» **Task to complete**
Copy out each line that mentions the word "data".

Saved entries
-------

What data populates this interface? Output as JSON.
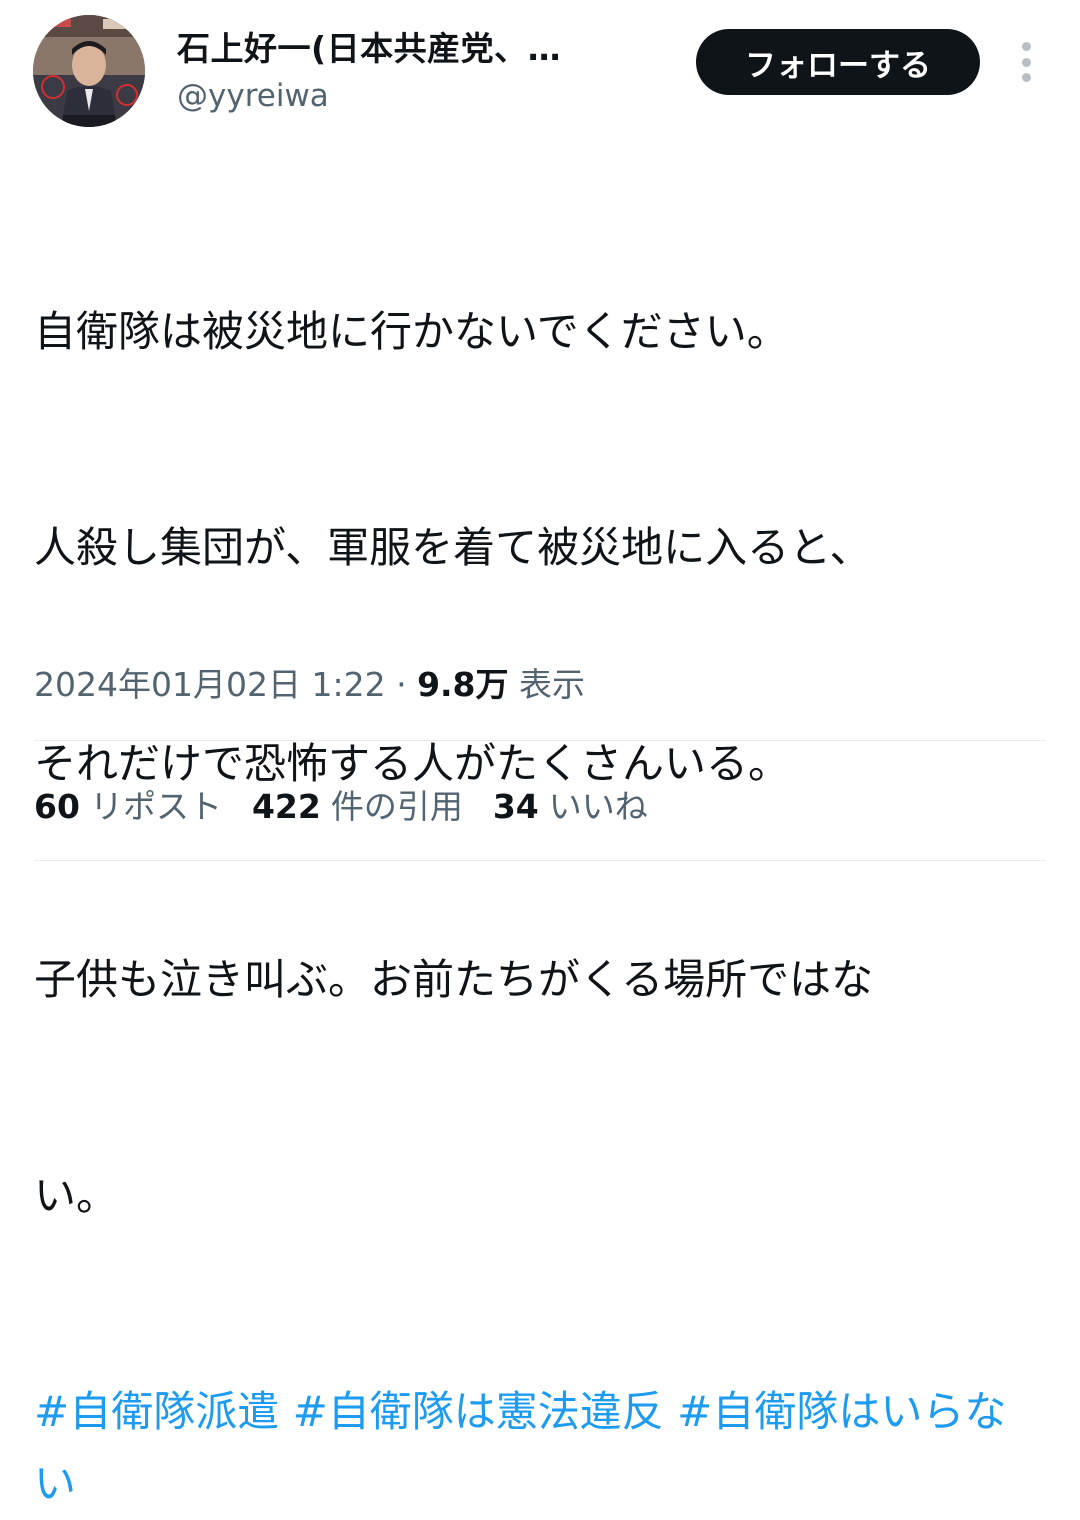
{
  "user": {
    "display_name": "石上好一(日本共産党、…",
    "handle": "@yyreiwa"
  },
  "follow_button_label": "フォローする",
  "tweet": {
    "text_lines": [
      "自衛隊は被災地に行かないでください。",
      "人殺し集団が、軍服を着て被災地に入ると、",
      "それだけで恐怖する人がたくさんいる。",
      "子供も泣き叫ぶ。お前たちがくる場所ではな",
      "い。"
    ],
    "hashtags": [
      "#自衛隊派遣",
      "#自衛隊は憲法違反",
      "#自衛隊はいらない"
    ]
  },
  "meta": {
    "datetime": "2024年01月02日 1:22",
    "separator": "·",
    "views_count": "9.8万",
    "views_label": "表示"
  },
  "stats": {
    "reposts": {
      "count": "60",
      "label": "リポスト"
    },
    "quotes": {
      "count": "422",
      "label": "件の引用"
    },
    "likes": {
      "count": "34",
      "label": "いいね"
    }
  },
  "colors": {
    "link": "#1d9bf0",
    "text": "#0f1419",
    "secondary": "#536471",
    "button_bg": "#0f1419"
  },
  "icons": {
    "more": "more-vertical-icon"
  }
}
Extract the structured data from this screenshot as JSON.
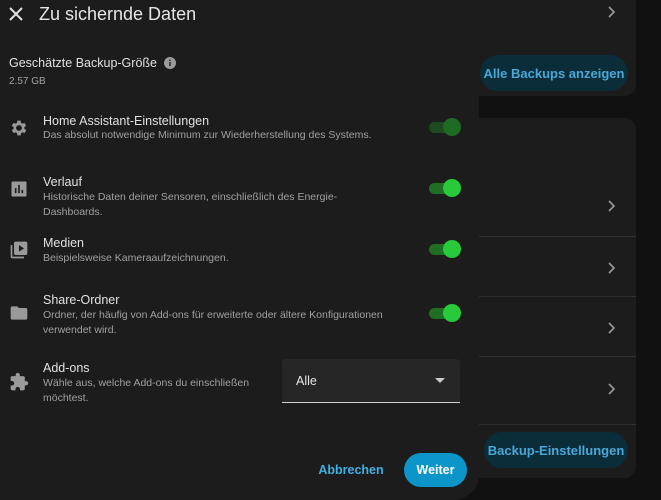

-------

» **Answer**
What data populates this interface? Output as JSON.
Extract the structured data from this screenshot as JSON.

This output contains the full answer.